DATA PROVIDED

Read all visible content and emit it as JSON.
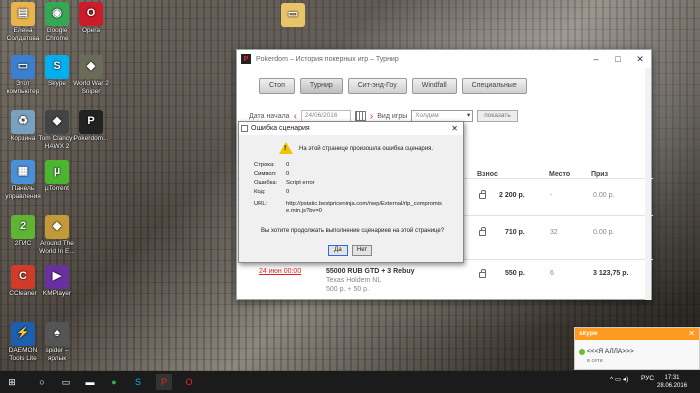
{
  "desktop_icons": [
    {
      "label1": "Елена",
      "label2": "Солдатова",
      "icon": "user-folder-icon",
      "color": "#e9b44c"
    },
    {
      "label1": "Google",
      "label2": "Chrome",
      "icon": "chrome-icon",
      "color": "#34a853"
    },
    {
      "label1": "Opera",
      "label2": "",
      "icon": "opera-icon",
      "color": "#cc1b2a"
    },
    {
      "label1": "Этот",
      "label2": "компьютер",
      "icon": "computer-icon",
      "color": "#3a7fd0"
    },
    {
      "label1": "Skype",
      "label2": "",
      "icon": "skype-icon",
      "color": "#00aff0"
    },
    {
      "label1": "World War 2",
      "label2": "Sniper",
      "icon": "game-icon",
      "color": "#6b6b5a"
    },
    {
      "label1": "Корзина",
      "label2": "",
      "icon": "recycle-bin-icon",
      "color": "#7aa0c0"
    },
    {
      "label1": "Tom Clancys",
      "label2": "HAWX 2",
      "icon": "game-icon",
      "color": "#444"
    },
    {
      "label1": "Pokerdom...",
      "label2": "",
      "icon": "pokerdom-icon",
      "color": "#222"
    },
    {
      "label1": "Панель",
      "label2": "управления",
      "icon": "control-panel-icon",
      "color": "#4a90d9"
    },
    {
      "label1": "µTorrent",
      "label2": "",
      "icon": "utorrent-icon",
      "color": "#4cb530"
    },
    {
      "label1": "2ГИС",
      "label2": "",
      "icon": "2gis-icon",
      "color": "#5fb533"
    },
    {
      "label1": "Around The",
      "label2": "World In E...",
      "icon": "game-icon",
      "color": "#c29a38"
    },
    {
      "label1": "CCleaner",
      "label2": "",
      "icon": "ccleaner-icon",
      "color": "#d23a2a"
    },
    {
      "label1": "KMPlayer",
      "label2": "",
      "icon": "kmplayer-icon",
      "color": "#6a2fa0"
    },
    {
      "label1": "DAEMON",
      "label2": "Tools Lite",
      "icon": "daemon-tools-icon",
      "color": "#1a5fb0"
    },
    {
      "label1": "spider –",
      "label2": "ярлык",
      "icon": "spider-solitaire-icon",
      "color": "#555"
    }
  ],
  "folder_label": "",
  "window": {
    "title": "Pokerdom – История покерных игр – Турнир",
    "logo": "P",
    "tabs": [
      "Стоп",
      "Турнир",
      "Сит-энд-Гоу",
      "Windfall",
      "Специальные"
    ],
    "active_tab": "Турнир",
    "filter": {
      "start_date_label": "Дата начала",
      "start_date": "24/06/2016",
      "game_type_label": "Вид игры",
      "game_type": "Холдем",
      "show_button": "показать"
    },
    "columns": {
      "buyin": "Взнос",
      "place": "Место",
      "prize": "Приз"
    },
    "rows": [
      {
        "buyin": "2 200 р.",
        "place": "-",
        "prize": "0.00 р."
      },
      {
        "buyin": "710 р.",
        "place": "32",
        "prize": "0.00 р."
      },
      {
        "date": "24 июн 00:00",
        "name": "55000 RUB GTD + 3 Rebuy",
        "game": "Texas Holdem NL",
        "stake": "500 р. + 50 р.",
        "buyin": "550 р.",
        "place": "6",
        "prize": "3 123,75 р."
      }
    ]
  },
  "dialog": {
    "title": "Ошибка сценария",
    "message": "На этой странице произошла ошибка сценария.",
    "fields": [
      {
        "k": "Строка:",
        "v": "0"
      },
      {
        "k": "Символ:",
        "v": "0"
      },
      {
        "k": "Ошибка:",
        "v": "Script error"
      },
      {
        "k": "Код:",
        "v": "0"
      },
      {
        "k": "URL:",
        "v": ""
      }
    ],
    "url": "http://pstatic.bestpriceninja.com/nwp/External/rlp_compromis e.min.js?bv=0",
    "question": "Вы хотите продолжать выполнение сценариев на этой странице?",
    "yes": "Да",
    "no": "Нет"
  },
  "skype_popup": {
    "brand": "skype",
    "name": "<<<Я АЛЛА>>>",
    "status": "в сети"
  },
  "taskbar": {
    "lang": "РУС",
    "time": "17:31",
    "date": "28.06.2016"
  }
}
---
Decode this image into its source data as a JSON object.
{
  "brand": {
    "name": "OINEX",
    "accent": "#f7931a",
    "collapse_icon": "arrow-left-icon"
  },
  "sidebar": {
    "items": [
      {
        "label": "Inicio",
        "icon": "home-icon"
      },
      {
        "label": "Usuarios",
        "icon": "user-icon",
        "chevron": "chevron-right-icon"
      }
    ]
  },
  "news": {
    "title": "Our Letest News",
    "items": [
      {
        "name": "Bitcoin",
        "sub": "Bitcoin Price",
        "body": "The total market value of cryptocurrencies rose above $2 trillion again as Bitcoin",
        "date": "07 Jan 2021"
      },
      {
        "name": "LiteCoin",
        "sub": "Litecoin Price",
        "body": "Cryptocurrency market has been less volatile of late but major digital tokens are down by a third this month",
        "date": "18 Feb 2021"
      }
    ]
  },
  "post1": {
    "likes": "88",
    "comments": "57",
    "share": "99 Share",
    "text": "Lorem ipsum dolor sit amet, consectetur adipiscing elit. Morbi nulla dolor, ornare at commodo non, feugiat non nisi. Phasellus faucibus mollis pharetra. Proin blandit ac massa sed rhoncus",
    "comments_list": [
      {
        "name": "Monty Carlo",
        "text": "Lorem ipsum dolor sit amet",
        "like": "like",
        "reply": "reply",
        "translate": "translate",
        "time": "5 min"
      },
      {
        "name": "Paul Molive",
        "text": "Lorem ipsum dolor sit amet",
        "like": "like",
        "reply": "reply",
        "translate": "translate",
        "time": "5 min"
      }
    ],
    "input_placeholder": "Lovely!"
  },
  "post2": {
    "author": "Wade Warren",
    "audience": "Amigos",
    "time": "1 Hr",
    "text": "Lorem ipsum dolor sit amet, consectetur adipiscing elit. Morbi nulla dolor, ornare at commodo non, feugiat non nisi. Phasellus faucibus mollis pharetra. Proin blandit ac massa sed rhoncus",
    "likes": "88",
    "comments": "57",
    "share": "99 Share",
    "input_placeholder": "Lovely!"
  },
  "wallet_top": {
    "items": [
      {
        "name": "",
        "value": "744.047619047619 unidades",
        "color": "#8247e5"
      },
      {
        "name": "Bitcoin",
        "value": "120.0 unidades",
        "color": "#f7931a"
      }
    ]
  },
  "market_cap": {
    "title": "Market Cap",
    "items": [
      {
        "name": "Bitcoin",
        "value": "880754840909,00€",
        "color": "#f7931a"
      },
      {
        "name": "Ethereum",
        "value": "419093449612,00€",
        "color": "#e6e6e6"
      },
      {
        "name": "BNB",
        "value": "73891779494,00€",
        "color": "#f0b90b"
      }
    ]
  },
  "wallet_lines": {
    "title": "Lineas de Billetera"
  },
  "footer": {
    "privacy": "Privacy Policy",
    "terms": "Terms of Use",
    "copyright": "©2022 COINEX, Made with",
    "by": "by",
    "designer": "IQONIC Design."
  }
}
==
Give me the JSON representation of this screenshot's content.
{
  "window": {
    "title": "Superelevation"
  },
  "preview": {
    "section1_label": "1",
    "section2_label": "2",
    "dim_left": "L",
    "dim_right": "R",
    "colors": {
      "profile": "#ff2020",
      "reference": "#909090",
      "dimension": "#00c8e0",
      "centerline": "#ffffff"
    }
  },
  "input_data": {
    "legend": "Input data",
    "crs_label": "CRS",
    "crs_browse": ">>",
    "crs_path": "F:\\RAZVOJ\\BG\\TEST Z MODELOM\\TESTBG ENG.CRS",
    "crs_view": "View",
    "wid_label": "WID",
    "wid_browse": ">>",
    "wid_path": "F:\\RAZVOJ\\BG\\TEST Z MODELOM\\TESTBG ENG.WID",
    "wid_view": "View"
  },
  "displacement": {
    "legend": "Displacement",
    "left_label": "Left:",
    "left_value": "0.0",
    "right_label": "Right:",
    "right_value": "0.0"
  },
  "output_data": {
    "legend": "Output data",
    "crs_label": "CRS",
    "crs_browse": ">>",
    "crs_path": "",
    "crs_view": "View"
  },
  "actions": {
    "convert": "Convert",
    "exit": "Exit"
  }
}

PROBLEM DETAILS
Each line above that holds the string "странице" should be copied and shown.

WRITTEN RESPONSE
    "message": "На этой странице произошла ошибка сценария.",
    "question": "Вы хотите продолжать выполнение сценариев на этой странице?",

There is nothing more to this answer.